__Exercise input__:
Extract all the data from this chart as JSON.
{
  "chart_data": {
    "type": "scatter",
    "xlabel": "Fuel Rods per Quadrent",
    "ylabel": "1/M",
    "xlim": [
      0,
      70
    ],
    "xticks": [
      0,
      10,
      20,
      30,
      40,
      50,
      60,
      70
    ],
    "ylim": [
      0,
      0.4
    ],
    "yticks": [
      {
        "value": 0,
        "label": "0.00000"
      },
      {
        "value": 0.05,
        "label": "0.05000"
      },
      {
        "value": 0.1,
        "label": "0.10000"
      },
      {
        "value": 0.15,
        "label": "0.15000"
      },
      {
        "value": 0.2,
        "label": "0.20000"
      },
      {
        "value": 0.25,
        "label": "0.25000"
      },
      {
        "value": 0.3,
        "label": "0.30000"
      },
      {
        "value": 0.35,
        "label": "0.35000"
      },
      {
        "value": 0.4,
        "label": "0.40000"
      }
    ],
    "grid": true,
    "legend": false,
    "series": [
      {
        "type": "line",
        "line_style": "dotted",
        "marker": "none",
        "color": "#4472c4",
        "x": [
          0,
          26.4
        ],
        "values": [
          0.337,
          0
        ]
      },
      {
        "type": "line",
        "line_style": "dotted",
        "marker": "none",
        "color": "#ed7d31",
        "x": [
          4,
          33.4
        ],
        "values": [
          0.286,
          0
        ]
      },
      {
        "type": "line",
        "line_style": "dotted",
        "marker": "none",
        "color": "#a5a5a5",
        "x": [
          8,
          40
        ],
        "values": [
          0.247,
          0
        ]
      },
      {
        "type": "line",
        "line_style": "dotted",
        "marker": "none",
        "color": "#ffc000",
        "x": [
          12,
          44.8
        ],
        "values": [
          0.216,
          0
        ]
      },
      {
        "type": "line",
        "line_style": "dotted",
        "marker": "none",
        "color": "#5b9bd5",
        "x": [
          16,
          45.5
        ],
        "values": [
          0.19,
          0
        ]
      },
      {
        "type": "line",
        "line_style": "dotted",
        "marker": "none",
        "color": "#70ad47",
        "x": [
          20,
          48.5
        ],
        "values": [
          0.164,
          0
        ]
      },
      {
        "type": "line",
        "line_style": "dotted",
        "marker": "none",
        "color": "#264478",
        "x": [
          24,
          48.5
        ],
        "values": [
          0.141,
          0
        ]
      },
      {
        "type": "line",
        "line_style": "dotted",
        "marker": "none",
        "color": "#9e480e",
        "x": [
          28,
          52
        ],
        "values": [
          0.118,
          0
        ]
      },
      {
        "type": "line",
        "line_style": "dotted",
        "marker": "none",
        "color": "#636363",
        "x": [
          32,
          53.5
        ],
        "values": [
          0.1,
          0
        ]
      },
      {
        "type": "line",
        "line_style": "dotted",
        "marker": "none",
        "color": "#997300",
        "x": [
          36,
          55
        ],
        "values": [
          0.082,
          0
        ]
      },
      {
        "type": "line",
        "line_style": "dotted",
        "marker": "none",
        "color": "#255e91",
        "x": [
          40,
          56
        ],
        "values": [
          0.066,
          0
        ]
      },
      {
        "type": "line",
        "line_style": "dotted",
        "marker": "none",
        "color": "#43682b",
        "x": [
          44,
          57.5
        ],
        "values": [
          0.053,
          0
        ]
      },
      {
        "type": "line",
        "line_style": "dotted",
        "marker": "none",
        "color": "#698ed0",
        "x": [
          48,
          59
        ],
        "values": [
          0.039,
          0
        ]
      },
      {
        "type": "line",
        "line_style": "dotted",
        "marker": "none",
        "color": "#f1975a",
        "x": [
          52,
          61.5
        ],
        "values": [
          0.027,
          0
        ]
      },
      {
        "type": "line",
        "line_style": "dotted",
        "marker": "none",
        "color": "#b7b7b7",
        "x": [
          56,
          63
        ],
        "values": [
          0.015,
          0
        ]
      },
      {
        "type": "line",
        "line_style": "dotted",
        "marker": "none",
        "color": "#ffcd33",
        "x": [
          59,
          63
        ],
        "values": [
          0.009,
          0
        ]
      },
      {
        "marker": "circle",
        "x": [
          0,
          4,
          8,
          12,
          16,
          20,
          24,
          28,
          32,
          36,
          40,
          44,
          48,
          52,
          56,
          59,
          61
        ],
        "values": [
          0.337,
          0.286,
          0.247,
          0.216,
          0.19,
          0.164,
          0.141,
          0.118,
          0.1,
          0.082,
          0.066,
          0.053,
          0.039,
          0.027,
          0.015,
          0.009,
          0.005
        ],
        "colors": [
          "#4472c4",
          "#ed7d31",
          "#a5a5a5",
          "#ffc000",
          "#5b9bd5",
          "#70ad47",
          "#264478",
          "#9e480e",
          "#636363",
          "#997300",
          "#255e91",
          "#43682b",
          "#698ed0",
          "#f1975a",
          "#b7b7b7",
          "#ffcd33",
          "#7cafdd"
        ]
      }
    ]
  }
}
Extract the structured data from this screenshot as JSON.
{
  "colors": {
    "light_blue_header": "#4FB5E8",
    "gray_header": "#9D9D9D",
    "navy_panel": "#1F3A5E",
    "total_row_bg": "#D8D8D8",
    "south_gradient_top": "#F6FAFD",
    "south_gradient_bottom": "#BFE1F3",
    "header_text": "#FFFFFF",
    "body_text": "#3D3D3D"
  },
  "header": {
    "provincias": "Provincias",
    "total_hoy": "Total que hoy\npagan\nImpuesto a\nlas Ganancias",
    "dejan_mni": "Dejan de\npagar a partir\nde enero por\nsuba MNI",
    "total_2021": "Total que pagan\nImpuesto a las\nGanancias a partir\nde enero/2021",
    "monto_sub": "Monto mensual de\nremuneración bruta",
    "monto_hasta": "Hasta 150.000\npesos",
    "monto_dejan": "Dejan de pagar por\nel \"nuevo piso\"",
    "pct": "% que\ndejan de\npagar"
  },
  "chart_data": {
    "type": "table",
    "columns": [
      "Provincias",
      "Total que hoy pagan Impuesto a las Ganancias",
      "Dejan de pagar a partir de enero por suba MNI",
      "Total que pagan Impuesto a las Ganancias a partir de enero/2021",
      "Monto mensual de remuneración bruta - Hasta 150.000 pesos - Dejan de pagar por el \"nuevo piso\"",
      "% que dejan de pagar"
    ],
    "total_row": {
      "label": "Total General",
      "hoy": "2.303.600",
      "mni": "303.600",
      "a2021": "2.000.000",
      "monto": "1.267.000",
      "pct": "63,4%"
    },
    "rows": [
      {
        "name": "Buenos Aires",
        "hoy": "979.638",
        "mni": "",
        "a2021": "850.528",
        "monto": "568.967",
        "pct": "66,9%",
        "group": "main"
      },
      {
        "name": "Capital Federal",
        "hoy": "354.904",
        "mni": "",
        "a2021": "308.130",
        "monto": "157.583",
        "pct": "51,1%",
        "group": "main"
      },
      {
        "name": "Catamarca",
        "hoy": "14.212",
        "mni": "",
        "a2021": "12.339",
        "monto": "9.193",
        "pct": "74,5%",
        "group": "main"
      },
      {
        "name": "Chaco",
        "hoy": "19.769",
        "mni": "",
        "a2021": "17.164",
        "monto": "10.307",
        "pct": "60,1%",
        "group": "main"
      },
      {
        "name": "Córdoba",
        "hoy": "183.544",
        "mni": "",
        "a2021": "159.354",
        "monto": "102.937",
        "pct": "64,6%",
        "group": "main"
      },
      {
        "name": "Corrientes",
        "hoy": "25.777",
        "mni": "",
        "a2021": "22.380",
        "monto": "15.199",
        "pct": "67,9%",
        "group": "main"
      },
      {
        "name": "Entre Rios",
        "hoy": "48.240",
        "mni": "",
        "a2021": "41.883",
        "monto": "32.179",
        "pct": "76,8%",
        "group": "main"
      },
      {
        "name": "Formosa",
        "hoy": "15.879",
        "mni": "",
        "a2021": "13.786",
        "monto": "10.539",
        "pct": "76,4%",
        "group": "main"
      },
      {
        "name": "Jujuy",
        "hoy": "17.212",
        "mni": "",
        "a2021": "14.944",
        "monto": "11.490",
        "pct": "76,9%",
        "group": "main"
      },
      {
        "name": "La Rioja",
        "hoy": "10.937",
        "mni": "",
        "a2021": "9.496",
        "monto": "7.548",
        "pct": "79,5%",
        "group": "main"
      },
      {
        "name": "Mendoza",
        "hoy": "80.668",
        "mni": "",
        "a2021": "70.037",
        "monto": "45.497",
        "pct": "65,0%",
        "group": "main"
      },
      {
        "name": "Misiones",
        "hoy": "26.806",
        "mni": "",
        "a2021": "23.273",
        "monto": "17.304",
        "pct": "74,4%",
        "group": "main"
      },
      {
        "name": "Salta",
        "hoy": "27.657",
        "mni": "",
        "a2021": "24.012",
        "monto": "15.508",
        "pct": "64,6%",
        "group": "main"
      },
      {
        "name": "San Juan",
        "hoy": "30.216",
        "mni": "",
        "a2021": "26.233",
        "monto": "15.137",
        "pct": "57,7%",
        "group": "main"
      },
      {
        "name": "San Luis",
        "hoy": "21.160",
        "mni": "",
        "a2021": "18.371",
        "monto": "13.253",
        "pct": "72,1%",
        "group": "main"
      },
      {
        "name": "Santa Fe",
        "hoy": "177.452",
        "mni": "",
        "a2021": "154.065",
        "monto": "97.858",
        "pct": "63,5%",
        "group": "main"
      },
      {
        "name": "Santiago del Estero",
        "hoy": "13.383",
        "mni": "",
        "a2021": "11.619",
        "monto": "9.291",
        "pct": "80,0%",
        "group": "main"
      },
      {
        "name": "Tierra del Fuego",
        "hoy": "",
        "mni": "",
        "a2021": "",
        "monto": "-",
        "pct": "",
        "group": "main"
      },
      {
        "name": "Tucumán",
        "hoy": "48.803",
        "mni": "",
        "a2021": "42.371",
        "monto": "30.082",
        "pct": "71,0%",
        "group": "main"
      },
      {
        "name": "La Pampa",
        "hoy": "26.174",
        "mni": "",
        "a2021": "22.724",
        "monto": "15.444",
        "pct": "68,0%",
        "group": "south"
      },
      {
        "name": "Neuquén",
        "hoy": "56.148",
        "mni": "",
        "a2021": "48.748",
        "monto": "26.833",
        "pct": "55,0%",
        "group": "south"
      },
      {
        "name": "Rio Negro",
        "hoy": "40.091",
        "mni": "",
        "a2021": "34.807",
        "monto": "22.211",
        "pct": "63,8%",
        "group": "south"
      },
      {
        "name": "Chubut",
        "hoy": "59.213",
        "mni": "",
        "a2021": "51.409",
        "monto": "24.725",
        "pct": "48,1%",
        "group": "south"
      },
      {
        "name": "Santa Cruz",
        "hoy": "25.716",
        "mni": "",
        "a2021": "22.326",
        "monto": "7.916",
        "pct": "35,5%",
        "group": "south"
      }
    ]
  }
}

__Work required__:
Check each line of the records for the word "piso" and extract those that contain it.

__The completed task__:
    "monto_dejan": "Dejan de pagar por\nel \"nuevo piso\"",
      "Monto mensual de remuneración bruta - Hasta 150.000 pesos - Dejan de pagar por el \"nuevo piso\"",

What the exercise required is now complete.